• [What you need to do] Count how many lines contain the word "text". Please give only the number.
-- BEGIN --
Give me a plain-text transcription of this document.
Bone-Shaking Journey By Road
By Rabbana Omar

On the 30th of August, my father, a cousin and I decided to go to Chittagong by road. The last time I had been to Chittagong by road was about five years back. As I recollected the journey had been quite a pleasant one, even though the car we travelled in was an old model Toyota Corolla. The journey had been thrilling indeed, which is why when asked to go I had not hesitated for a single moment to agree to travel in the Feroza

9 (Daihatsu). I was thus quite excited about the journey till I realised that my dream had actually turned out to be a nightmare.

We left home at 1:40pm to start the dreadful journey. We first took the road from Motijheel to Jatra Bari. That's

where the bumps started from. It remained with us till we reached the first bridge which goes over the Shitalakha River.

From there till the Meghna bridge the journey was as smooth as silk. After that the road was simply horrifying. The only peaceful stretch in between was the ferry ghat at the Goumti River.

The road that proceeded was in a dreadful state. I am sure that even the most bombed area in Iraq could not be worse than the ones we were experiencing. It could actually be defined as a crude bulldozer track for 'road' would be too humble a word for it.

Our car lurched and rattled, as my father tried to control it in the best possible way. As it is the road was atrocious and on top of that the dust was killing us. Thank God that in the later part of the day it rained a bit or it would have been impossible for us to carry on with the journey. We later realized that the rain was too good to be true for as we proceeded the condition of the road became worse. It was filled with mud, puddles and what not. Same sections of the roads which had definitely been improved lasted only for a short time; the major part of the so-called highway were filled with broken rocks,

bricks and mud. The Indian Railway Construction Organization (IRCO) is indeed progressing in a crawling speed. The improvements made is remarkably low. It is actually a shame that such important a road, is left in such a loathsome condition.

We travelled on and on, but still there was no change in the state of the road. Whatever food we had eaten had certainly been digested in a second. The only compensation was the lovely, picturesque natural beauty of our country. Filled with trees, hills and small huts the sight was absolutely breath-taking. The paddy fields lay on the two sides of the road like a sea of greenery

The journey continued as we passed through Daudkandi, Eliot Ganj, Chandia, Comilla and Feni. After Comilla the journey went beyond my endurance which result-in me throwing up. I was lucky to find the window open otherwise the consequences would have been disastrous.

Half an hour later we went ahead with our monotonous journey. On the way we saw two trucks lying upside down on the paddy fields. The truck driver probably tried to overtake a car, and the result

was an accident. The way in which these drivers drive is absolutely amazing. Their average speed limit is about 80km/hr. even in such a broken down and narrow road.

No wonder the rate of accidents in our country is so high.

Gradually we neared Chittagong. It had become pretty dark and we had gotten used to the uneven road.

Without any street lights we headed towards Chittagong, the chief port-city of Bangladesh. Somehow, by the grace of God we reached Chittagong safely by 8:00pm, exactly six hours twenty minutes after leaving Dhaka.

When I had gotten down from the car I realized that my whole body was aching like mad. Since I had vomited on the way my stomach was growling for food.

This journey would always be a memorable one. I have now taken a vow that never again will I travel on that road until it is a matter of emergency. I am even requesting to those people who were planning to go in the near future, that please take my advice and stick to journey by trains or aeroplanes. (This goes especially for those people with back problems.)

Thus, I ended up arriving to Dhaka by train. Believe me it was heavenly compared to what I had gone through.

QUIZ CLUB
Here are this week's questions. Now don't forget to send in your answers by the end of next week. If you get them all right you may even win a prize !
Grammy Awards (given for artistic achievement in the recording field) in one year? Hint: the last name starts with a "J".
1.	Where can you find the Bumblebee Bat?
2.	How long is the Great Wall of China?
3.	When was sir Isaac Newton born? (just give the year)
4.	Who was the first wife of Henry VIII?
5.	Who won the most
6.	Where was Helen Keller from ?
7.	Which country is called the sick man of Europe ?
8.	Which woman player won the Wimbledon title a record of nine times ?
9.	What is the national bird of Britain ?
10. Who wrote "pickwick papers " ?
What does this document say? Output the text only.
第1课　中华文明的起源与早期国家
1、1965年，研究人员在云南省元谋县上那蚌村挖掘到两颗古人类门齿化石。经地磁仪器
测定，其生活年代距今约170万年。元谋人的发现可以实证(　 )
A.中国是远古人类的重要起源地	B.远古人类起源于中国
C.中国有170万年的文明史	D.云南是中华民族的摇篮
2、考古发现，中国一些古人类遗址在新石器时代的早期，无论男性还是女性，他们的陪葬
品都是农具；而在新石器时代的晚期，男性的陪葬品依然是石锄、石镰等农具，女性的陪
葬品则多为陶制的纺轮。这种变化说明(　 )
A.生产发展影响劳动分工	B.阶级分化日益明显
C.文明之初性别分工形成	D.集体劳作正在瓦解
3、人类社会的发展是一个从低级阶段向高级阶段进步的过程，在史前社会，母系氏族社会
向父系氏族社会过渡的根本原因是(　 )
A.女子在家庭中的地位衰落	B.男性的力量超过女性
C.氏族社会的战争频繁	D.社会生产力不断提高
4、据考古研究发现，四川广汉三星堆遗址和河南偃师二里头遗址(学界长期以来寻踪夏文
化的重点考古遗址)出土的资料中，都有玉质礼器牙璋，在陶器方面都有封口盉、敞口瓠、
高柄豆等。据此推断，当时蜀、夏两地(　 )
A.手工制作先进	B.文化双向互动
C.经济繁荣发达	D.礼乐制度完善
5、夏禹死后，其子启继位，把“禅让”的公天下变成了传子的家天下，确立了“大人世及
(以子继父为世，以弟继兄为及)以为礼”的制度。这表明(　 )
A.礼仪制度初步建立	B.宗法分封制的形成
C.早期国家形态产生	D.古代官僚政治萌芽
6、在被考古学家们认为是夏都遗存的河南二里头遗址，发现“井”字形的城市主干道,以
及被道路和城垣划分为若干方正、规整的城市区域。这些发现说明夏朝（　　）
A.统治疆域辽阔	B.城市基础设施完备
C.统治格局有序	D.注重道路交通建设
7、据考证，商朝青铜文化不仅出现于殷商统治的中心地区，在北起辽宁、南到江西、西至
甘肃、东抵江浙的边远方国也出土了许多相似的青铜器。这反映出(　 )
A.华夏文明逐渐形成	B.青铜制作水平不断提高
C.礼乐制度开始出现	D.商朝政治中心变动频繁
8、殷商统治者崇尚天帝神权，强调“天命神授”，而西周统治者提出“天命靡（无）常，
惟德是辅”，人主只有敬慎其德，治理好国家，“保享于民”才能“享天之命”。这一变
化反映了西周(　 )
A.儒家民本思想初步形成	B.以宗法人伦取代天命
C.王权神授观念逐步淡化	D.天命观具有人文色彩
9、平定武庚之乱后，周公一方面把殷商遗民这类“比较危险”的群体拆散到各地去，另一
-- END --
• [Answer to this task] 2